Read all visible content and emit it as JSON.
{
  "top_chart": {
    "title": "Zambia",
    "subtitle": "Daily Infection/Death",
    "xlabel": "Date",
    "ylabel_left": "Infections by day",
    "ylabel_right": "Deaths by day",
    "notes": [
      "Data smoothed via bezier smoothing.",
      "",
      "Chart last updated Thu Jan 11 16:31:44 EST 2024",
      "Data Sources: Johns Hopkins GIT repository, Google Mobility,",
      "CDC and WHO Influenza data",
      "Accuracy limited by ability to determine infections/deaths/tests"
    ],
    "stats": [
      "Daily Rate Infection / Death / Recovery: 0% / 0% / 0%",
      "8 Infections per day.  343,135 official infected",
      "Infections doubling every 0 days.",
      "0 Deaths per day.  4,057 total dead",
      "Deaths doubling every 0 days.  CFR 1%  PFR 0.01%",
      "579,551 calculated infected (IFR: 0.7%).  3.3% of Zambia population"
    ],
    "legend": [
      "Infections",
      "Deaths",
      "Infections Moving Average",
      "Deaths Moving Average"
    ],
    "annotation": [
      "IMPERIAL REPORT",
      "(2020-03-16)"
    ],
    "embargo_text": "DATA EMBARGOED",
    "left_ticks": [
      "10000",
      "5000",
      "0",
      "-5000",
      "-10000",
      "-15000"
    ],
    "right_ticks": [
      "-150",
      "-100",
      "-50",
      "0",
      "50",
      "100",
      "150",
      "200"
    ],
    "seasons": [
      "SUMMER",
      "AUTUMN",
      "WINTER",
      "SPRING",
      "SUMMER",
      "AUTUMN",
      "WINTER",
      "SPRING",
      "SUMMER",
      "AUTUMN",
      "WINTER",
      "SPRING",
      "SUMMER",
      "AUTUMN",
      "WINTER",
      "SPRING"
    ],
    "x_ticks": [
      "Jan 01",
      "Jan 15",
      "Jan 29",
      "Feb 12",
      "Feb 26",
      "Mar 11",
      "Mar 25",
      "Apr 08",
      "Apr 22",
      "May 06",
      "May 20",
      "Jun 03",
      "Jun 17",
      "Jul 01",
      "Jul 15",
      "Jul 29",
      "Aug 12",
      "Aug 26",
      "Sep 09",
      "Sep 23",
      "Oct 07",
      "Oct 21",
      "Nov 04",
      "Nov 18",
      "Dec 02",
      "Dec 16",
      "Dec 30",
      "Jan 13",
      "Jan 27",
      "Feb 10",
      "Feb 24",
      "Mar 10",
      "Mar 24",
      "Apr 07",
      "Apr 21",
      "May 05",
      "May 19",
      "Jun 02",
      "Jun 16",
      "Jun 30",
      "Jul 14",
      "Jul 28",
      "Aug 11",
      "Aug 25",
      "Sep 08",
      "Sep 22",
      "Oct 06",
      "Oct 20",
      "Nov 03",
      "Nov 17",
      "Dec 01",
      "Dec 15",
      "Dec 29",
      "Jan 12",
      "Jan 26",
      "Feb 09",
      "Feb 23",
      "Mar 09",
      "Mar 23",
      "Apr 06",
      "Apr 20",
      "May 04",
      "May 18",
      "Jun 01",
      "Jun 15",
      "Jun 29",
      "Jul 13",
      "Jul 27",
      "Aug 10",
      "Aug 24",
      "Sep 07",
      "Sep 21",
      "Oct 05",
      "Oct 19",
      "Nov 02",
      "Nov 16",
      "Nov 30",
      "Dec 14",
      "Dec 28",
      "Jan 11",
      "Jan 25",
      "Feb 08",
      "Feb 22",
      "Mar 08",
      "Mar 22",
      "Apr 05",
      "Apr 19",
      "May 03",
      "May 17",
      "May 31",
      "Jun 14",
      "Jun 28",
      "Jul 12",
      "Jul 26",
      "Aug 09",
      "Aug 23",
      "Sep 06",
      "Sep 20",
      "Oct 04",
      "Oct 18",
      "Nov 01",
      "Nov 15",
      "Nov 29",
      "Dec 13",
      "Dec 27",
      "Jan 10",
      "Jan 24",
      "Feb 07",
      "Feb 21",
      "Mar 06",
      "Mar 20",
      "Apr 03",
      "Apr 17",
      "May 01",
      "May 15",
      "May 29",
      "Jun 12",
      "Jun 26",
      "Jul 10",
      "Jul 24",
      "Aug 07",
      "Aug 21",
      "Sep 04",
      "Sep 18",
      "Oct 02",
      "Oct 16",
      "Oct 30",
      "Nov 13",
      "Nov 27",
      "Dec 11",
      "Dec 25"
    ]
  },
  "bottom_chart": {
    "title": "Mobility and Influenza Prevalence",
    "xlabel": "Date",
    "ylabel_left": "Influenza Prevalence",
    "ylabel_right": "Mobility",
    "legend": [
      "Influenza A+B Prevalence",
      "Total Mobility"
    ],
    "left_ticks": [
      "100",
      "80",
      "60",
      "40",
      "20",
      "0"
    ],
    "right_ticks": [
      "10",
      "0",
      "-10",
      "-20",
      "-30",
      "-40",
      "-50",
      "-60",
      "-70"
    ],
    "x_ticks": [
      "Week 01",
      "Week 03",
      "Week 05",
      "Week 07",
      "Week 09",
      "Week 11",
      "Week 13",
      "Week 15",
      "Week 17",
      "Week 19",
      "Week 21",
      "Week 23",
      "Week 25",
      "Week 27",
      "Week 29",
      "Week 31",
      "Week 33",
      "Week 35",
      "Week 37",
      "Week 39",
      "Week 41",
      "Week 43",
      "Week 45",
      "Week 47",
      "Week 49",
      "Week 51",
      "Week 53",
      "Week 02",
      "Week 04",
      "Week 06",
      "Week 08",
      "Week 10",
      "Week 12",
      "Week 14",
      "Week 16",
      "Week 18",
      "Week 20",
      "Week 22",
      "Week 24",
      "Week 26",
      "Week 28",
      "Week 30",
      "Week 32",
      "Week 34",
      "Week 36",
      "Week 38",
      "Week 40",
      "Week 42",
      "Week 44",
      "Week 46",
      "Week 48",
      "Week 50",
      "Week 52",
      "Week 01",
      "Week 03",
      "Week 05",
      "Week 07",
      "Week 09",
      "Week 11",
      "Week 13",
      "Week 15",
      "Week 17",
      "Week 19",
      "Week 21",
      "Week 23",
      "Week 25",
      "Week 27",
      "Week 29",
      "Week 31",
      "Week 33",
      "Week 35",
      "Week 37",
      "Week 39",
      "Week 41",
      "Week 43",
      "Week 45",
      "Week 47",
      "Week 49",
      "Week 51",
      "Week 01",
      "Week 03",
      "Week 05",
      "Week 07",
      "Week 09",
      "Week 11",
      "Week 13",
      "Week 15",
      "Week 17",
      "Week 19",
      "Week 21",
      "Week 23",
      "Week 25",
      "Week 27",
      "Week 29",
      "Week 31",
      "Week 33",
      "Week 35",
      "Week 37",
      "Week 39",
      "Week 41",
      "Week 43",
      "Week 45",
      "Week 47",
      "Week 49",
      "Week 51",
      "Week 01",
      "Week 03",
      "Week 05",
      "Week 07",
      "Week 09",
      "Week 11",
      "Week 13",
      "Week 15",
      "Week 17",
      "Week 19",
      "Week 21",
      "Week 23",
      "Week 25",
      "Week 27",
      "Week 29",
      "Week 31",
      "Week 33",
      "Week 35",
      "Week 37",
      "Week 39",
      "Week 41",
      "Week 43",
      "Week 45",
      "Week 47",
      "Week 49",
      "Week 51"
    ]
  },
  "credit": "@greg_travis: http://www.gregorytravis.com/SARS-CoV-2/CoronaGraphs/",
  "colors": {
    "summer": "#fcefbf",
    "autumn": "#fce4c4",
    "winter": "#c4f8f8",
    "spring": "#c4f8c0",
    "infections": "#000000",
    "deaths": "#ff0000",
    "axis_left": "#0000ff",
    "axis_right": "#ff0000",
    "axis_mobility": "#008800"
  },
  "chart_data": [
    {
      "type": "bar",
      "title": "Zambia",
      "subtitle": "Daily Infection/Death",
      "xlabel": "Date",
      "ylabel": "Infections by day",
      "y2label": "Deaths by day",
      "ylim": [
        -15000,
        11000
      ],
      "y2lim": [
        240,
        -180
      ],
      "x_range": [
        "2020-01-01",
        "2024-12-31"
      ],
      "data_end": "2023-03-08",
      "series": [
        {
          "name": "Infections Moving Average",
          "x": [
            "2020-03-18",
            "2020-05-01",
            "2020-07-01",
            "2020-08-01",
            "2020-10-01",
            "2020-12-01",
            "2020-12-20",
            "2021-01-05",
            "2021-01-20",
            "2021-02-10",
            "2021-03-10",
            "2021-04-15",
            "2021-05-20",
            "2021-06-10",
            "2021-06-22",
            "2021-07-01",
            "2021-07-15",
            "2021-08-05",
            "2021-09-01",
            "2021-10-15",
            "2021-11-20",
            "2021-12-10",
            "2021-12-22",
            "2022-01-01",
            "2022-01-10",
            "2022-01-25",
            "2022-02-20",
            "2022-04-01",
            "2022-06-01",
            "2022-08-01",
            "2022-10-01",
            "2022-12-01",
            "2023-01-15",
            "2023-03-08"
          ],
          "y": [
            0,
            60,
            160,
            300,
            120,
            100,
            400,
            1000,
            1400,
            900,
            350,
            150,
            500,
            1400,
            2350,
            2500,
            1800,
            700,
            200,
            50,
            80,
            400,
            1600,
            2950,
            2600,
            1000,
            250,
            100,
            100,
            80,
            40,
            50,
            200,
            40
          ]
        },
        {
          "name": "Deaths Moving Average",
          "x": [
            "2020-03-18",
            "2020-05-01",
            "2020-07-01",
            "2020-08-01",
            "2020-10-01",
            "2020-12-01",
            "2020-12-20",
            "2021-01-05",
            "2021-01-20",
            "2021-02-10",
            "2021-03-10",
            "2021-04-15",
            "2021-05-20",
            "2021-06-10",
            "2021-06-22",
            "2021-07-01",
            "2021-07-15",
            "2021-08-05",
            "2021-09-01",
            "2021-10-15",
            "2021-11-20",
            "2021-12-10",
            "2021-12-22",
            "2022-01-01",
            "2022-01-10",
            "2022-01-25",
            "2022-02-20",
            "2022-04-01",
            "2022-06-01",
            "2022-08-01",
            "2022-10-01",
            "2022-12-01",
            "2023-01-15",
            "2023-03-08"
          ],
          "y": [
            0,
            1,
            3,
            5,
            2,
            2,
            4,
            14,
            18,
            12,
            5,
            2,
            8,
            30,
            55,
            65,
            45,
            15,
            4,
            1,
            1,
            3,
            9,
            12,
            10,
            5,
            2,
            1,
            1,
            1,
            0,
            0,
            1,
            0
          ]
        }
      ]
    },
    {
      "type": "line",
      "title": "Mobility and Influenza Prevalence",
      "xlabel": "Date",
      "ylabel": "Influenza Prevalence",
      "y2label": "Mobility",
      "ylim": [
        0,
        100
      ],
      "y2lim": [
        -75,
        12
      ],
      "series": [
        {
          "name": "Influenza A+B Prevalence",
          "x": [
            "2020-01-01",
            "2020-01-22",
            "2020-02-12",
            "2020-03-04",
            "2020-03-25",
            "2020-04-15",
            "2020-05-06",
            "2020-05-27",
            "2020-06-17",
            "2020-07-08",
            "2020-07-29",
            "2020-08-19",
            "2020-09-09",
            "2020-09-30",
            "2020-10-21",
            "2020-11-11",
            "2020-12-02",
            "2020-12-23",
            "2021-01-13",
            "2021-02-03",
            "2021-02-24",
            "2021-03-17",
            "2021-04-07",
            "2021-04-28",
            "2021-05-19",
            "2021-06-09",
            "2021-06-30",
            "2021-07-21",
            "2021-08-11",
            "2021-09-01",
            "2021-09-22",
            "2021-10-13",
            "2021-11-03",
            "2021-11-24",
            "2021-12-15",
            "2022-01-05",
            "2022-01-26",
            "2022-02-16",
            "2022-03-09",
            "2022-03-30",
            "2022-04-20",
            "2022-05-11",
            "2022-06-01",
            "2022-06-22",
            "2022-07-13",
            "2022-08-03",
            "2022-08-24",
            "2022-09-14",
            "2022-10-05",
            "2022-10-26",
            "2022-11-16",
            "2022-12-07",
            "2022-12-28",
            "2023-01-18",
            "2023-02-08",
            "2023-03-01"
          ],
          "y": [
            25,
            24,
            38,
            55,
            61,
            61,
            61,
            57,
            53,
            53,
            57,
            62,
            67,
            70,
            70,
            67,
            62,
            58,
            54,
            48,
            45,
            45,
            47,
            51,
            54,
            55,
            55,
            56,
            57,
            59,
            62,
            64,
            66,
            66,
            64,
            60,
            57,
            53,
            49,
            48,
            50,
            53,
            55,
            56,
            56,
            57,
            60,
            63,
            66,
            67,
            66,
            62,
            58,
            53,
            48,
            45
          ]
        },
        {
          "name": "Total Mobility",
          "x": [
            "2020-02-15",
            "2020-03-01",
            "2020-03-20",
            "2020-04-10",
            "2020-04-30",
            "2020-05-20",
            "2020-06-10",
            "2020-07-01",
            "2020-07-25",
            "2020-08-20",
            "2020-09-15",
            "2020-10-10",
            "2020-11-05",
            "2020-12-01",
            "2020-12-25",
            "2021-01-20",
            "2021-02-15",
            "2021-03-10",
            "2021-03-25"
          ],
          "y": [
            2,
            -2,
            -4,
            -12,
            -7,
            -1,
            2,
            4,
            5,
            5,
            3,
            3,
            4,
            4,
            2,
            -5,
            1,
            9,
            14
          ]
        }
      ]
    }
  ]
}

****************

From the material above, copy each line that includes the word "Zambia".

    "title": "Zambia",
      "579,551 calculated infected (IFR: 0.7%).  3.3% of Zambia population"
      "title": "Zambia",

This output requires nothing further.